## [Problem description]
All of the data should be repeated exactly; pictures are not part of the copy.

**** Provided records

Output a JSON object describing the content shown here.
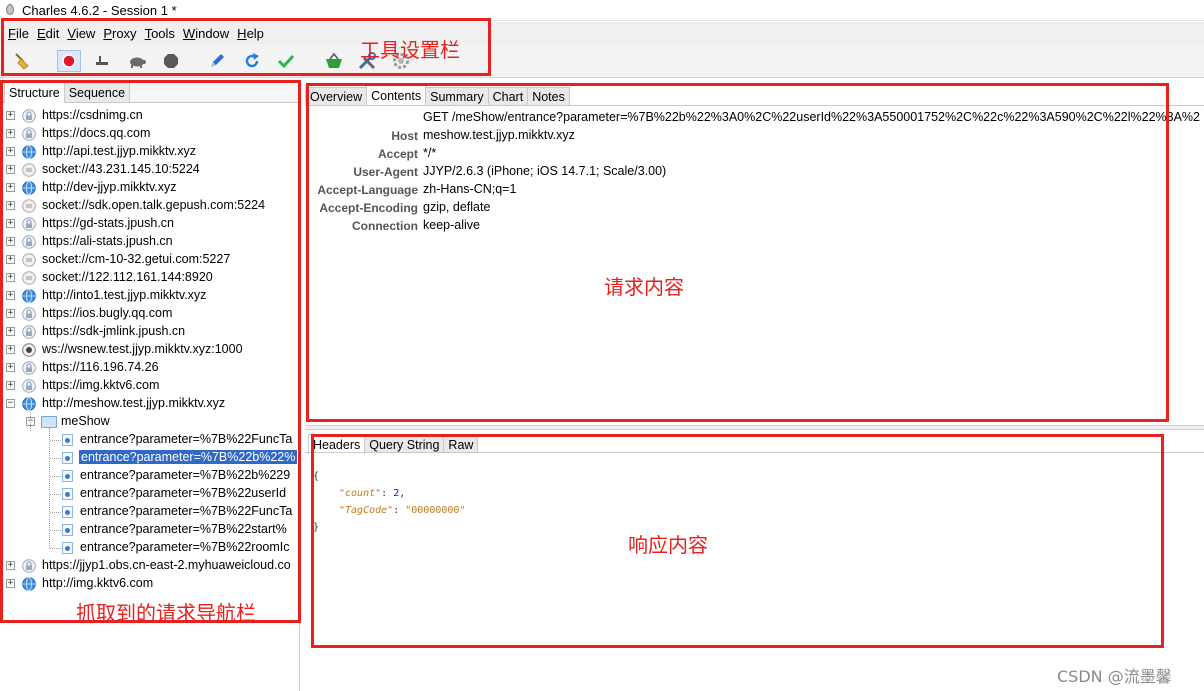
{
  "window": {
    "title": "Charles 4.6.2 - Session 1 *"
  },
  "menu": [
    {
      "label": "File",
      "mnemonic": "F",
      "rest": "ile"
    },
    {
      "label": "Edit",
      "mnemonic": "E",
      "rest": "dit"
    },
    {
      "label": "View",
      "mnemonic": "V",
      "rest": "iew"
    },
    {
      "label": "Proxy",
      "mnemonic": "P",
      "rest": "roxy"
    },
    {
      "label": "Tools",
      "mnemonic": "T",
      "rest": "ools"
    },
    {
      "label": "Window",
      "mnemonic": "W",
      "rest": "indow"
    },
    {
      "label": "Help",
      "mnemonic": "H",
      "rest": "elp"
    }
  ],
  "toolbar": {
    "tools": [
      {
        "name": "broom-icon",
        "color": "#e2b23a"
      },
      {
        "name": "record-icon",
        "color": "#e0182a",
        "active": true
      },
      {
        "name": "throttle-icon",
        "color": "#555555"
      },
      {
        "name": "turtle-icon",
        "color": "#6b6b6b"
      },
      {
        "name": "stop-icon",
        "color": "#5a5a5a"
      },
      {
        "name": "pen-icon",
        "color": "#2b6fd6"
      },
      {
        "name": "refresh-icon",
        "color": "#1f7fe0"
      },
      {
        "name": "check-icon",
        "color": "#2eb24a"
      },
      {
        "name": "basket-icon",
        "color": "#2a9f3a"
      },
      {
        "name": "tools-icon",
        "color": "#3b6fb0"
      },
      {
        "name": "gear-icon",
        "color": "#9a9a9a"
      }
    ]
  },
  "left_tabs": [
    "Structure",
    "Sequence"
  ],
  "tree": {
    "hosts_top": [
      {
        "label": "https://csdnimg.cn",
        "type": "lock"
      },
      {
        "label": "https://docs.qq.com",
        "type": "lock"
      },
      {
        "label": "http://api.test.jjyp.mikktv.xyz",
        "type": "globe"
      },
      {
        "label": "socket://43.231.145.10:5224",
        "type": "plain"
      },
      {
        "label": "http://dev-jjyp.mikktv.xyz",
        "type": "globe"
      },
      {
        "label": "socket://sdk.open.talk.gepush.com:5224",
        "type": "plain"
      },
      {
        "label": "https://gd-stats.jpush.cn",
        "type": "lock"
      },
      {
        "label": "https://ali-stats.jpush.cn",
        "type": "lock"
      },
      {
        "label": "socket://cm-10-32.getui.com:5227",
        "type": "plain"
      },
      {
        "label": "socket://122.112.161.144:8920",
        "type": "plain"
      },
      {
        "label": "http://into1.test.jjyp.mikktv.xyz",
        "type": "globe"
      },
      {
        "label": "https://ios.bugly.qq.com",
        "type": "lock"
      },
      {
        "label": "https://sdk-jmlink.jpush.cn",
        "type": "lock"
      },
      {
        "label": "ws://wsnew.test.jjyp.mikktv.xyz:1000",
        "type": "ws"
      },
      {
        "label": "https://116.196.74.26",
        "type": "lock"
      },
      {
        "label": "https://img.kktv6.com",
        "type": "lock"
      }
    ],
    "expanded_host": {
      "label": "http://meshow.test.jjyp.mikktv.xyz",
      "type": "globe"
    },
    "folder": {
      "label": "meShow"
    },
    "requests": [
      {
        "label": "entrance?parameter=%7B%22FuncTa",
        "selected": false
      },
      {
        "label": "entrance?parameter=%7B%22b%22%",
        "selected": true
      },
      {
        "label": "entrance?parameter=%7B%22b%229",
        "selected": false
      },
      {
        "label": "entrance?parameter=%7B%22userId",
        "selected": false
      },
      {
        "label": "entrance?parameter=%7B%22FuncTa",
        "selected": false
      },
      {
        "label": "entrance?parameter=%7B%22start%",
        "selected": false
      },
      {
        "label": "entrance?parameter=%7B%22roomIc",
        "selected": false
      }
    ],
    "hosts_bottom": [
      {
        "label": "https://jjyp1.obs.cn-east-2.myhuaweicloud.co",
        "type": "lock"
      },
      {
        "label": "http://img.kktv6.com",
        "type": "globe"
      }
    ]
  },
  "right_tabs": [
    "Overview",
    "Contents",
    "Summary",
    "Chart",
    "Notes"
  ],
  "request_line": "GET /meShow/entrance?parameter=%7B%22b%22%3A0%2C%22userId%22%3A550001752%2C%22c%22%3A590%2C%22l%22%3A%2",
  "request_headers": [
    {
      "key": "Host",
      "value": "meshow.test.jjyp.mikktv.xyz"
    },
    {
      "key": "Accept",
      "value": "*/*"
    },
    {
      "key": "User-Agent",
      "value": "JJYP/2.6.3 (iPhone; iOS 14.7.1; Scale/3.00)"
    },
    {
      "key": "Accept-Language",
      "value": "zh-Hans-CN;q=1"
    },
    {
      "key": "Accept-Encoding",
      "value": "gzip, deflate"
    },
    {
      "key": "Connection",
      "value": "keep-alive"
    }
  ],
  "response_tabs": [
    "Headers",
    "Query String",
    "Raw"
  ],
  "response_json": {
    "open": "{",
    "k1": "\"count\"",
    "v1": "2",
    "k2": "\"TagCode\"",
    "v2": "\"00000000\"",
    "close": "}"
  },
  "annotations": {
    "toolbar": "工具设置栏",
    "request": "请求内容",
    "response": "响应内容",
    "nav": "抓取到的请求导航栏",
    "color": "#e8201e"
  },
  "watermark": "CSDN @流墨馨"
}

********

## [Worked answer]
Output a JSON object describing the content shown here.
{
  "window": {
    "title": "Charles 4.6.2 - Session 1 *"
  },
  "menu": [
    {
      "label": "File",
      "mnemonic": "F",
      "rest": "ile"
    },
    {
      "label": "Edit",
      "mnemonic": "E",
      "rest": "dit"
    },
    {
      "label": "View",
      "mnemonic": "V",
      "rest": "iew"
    },
    {
      "label": "Proxy",
      "mnemonic": "P",
      "rest": "roxy"
    },
    {
      "label": "Tools",
      "mnemonic": "T",
      "rest": "ools"
    },
    {
      "label": "Window",
      "mnemonic": "W",
      "rest": "indow"
    },
    {
      "label": "Help",
      "mnemonic": "H",
      "rest": "elp"
    }
  ],
  "toolbar": {
    "tools": [
      {
        "name": "broom-icon",
        "color": "#e2b23a"
      },
      {
        "name": "record-icon",
        "color": "#e0182a",
        "active": true
      },
      {
        "name": "throttle-icon",
        "color": "#555555"
      },
      {
        "name": "turtle-icon",
        "color": "#6b6b6b"
      },
      {
        "name": "stop-icon",
        "color": "#5a5a5a"
      },
      {
        "name": "pen-icon",
        "color": "#2b6fd6"
      },
      {
        "name": "refresh-icon",
        "color": "#1f7fe0"
      },
      {
        "name": "check-icon",
        "color": "#2eb24a"
      },
      {
        "name": "basket-icon",
        "color": "#2a9f3a"
      },
      {
        "name": "tools-icon",
        "color": "#3b6fb0"
      },
      {
        "name": "gear-icon",
        "color": "#9a9a9a"
      }
    ]
  },
  "left_tabs": [
    "Structure",
    "Sequence"
  ],
  "tree": {
    "hosts_top": [
      {
        "label": "https://csdnimg.cn",
        "type": "lock"
      },
      {
        "label": "https://docs.qq.com",
        "type": "lock"
      },
      {
        "label": "http://api.test.jjyp.mikktv.xyz",
        "type": "globe"
      },
      {
        "label": "socket://43.231.145.10:5224",
        "type": "plain"
      },
      {
        "label": "http://dev-jjyp.mikktv.xyz",
        "type": "globe"
      },
      {
        "label": "socket://sdk.open.talk.gepush.com:5224",
        "type": "plain"
      },
      {
        "label": "https://gd-stats.jpush.cn",
        "type": "lock"
      },
      {
        "label": "https://ali-stats.jpush.cn",
        "type": "lock"
      },
      {
        "label": "socket://cm-10-32.getui.com:5227",
        "type": "plain"
      },
      {
        "label": "socket://122.112.161.144:8920",
        "type": "plain"
      },
      {
        "label": "http://into1.test.jjyp.mikktv.xyz",
        "type": "globe"
      },
      {
        "label": "https://ios.bugly.qq.com",
        "type": "lock"
      },
      {
        "label": "https://sdk-jmlink.jpush.cn",
        "type": "lock"
      },
      {
        "label": "ws://wsnew.test.jjyp.mikktv.xyz:1000",
        "type": "ws"
      },
      {
        "label": "https://116.196.74.26",
        "type": "lock"
      },
      {
        "label": "https://img.kktv6.com",
        "type": "lock"
      }
    ],
    "expanded_host": {
      "label": "http://meshow.test.jjyp.mikktv.xyz",
      "type": "globe"
    },
    "folder": {
      "label": "meShow"
    },
    "requests": [
      {
        "label": "entrance?parameter=%7B%22FuncTa",
        "selected": false
      },
      {
        "label": "entrance?parameter=%7B%22b%22%",
        "selected": true
      },
      {
        "label": "entrance?parameter=%7B%22b%229",
        "selected": false
      },
      {
        "label": "entrance?parameter=%7B%22userId",
        "selected": false
      },
      {
        "label": "entrance?parameter=%7B%22FuncTa",
        "selected": false
      },
      {
        "label": "entrance?parameter=%7B%22start%",
        "selected": false
      },
      {
        "label": "entrance?parameter=%7B%22roomIc",
        "selected": false
      }
    ],
    "hosts_bottom": [
      {
        "label": "https://jjyp1.obs.cn-east-2.myhuaweicloud.co",
        "type": "lock"
      },
      {
        "label": "http://img.kktv6.com",
        "type": "globe"
      }
    ]
  },
  "right_tabs": [
    "Overview",
    "Contents",
    "Summary",
    "Chart",
    "Notes"
  ],
  "request_line": "GET /meShow/entrance?parameter=%7B%22b%22%3A0%2C%22userId%22%3A550001752%2C%22c%22%3A590%2C%22l%22%3A%2",
  "request_headers": [
    {
      "key": "Host",
      "value": "meshow.test.jjyp.mikktv.xyz"
    },
    {
      "key": "Accept",
      "value": "*/*"
    },
    {
      "key": "User-Agent",
      "value": "JJYP/2.6.3 (iPhone; iOS 14.7.1; Scale/3.00)"
    },
    {
      "key": "Accept-Language",
      "value": "zh-Hans-CN;q=1"
    },
    {
      "key": "Accept-Encoding",
      "value": "gzip, deflate"
    },
    {
      "key": "Connection",
      "value": "keep-alive"
    }
  ],
  "response_tabs": [
    "Headers",
    "Query String",
    "Raw"
  ],
  "response_json": {
    "open": "{",
    "k1": "\"count\"",
    "v1": "2",
    "k2": "\"TagCode\"",
    "v2": "\"00000000\"",
    "close": "}"
  },
  "annotations": {
    "toolbar": "工具设置栏",
    "request": "请求内容",
    "response": "响应内容",
    "nav": "抓取到的请求导航栏",
    "color": "#e8201e"
  },
  "watermark": "CSDN @流墨馨"
}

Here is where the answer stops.